Below are records to repeat exactly. Omit the pictures from the copy.

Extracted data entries
[START]

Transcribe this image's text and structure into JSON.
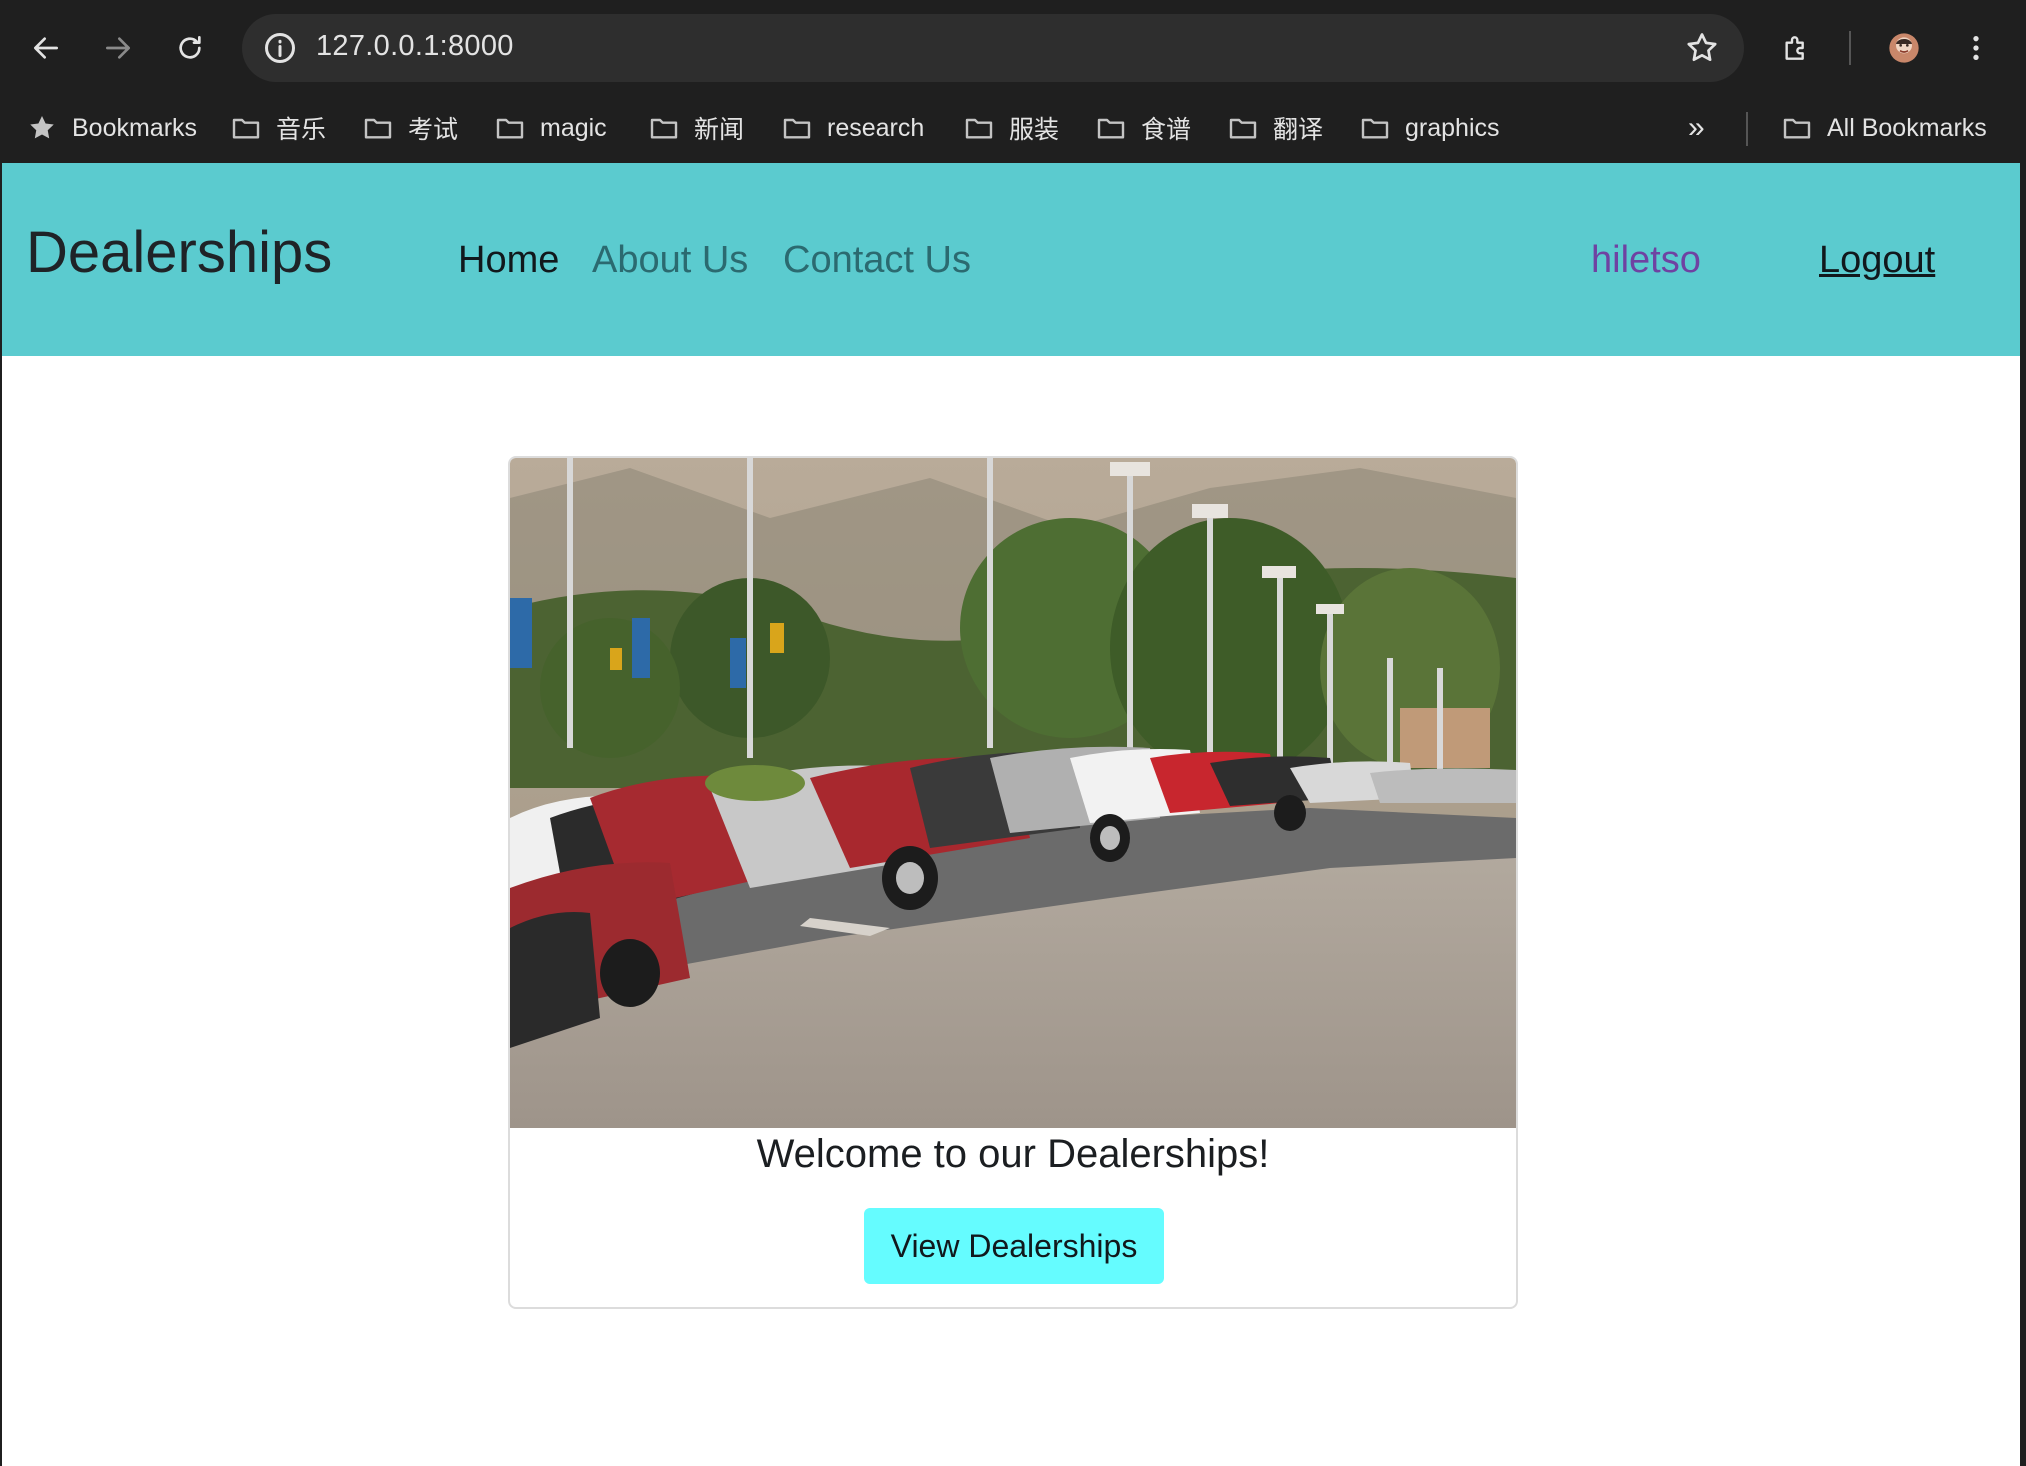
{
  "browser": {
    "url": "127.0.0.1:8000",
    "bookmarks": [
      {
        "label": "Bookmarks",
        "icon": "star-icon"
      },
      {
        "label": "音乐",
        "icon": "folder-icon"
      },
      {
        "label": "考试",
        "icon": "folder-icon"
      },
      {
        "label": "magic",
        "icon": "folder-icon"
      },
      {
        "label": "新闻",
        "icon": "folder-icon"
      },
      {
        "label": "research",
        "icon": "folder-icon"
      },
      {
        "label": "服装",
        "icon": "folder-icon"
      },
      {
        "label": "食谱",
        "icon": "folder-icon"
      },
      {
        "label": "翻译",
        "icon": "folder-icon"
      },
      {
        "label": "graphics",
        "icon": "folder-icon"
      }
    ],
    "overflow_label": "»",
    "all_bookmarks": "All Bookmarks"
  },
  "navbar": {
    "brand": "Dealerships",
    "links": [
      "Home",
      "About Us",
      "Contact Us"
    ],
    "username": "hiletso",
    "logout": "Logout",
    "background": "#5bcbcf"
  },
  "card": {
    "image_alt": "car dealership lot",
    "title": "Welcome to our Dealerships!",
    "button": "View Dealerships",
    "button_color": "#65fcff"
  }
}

[END]

Finished exercise
Transcribe this image's text and structure into JSON.
{
  "browser": {
    "url": "127.0.0.1:8000",
    "bookmarks": [
      {
        "label": "Bookmarks",
        "icon": "star-icon"
      },
      {
        "label": "音乐",
        "icon": "folder-icon"
      },
      {
        "label": "考试",
        "icon": "folder-icon"
      },
      {
        "label": "magic",
        "icon": "folder-icon"
      },
      {
        "label": "新闻",
        "icon": "folder-icon"
      },
      {
        "label": "research",
        "icon": "folder-icon"
      },
      {
        "label": "服装",
        "icon": "folder-icon"
      },
      {
        "label": "食谱",
        "icon": "folder-icon"
      },
      {
        "label": "翻译",
        "icon": "folder-icon"
      },
      {
        "label": "graphics",
        "icon": "folder-icon"
      }
    ],
    "overflow_label": "»",
    "all_bookmarks": "All Bookmarks"
  },
  "navbar": {
    "brand": "Dealerships",
    "links": [
      "Home",
      "About Us",
      "Contact Us"
    ],
    "username": "hiletso",
    "logout": "Logout",
    "background": "#5bcbcf"
  },
  "card": {
    "image_alt": "car dealership lot",
    "title": "Welcome to our Dealerships!",
    "button": "View Dealerships",
    "button_color": "#65fcff"
  }
}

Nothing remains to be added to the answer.